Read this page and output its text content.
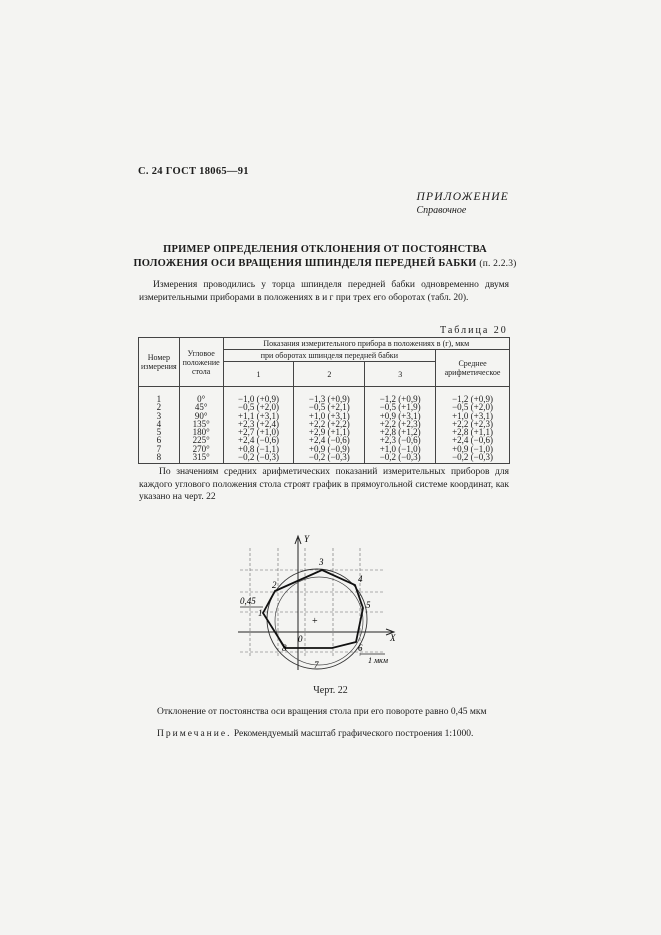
С. 24 ГОСТ 18065—91
ПРИЛОЖЕНИЕ
Справочное
ПРИМЕР ОПРЕДЕЛЕНИЯ ОТКЛОНЕНИЯ ОТ ПОСТОЯНСТВА
ПОЛОЖЕНИЯ ОСИ ВРАЩЕНИЯ ШПИНДЕЛЯ ПЕРЕДНЕЙ БАБКИ (п. 2.2.3)
Измерения проводились у торца шпинделя передней бабки одновременно двумя измерительными приборами в положениях в и г при трех его оборотах (табл. 20).
Таблица 20
Номер измерения	Угловое положение стола	Показания измерительного прибора в положениях в (г), мкм			
		при оборотах шпинделя передней бабки			Среднее арифметическое
		1	2	3	
1	0°	−1,0 (+0,9)	−1,3 (+0,9)	−1,2 (+0,9)	−1,2 (+0,9)
2	45°	−0,5 (+2,0)	−0,5 (+2,1)	−0,5 (+1,9)	−0,5 (+2,0)
3	90°	+1,1 (+3,1)	+1,0 (+3,1)	+0,9 (+3,1)	+1,0 (+3,1)
4	135°	+2,3 (+2,4)	+2,2 (+2,2)	+2,2 (+2,3)	+2,2 (+2,3)
5	180°	+2,7 (+1,0)	+2,9 (+1,1)	+2,8 (+1,2)	+2,8 (+1,1)
6	225°	+2,4 (−0,6)	+2,4 (−0,6)	+2,3 (−0,6)	+2,4 (−0,6)
7	270°	+0,8 (−1,1)	+0,9 (−0,9)	+1,0 (−1,0)	+0,9 (−1,0)
8	315°	−0,2 (−0,3)	−0,2 (−0,3)	−0,2 (−0,3)	−0,2 (−0,3)
По значениям средних арифметических показаний измерительных приборов для каждого углового положения стола строят график в прямоугольной системе координат, как указано на черт. 22
1
2
3
4
5
6
7
8
Y
X
0
0,45
1 мкм
+
Черт. 22
Отклонение от постоянства оси вращения стола при его повороте равно 0,45 мкм
Примечание. Рекомендуемый масштаб графического построения 1:1000.
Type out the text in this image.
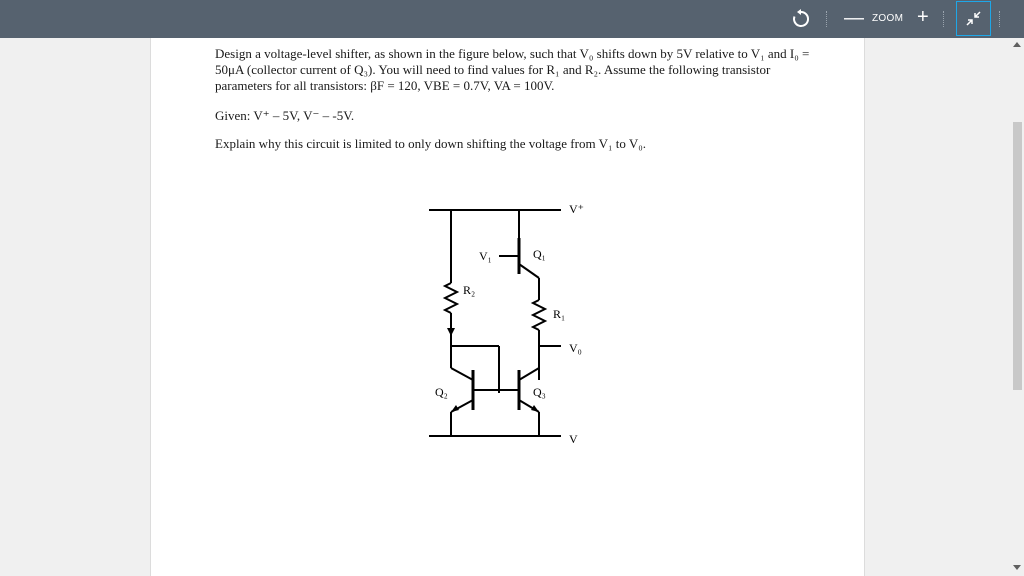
— ZOOM +
Design a voltage-level shifter, as shown in the figure below, such that V₀ shifts down by 5V relative to V₁ and I₀ = 50μA (collector current of Q₃). You will need to find values for R₁ and R₂. Assume the following transistor parameters for all transistors: βF = 120, VBE = 0.7V, VA = 100V.
Given: V⁺ – 5V, V⁻ – -5V.
Explain why this circuit is limited to only down shifting the voltage from V₁ to V₀.
V⁺
V₁	Q₁
R₂
R₁
V₀
Q₂	Q₃
V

=====

What you return should match the records above word for word, minus the pictures.

Read this page and output its text content.
С. 24 ГОСТ 18065—91
ПРИЛОЖЕНИЕ
Справочное
ПРИМЕР ОПРЕДЕЛЕНИЯ ОТКЛОНЕНИЯ ОТ ПОСТОЯНСТВА
ПОЛОЖЕНИЯ ОСИ ВРАЩЕНИЯ ШПИНДЕЛЯ ПЕРЕДНЕЙ БАБКИ (п. 2.2.3)
Измерения проводились у торца шпинделя передней бабки одновременно двумя измерительными приборами в положениях в и г при трех его оборотах (табл. 20).
Таблица 20
Номер измерения	Угловое положение стола	Показания измерительного прибора в положениях в (г), мкм			
		при оборотах шпинделя передней бабки			Среднее арифметическое
		1	2	3	
1	0°	−1,0 (+0,9)	−1,3 (+0,9)	−1,2 (+0,9)	−1,2 (+0,9)
2	45°	−0,5 (+2,0)	−0,5 (+2,1)	−0,5 (+1,9)	−0,5 (+2,0)
3	90°	+1,1 (+3,1)	+1,0 (+3,1)	+0,9 (+3,1)	+1,0 (+3,1)
4	135°	+2,3 (+2,4)	+2,2 (+2,2)	+2,2 (+2,3)	+2,2 (+2,3)
5	180°	+2,7 (+1,0)	+2,9 (+1,1)	+2,8 (+1,2)	+2,8 (+1,1)
6	225°	+2,4 (−0,6)	+2,4 (−0,6)	+2,3 (−0,6)	+2,4 (−0,6)
7	270°	+0,8 (−1,1)	+0,9 (−0,9)	+1,0 (−1,0)	+0,9 (−1,0)
8	315°	−0,2 (−0,3)	−0,2 (−0,3)	−0,2 (−0,3)	−0,2 (−0,3)
По значениям средних арифметических показаний измерительных приборов для каждого углового положения стола строят график в прямоугольной системе координат, как указано на черт. 22
1
2
3
4
5
6
7
8
Y
X
0
0,45
1 мкм
+
Черт. 22
Отклонение от постоянства оси вращения стола при его повороте равно 0,45 мкм
Примечание. Рекомендуемый масштаб графического построения 1:1000.
Type out the text in this image.
— ZOOM +
Design a voltage-level shifter, as shown in the figure below, such that V₀ shifts down by 5V relative to V₁ and I₀ = 50μA (collector current of Q₃). You will need to find values for R₁ and R₂. Assume the following transistor parameters for all transistors: βF = 120, VBE = 0.7V, VA = 100V.
Given: V⁺ – 5V, V⁻ – -5V.
Explain why this circuit is limited to only down shifting the voltage from V₁ to V₀.
V⁺
V₁	Q₁
R₂
R₁
V₀
Q₂	Q₃
V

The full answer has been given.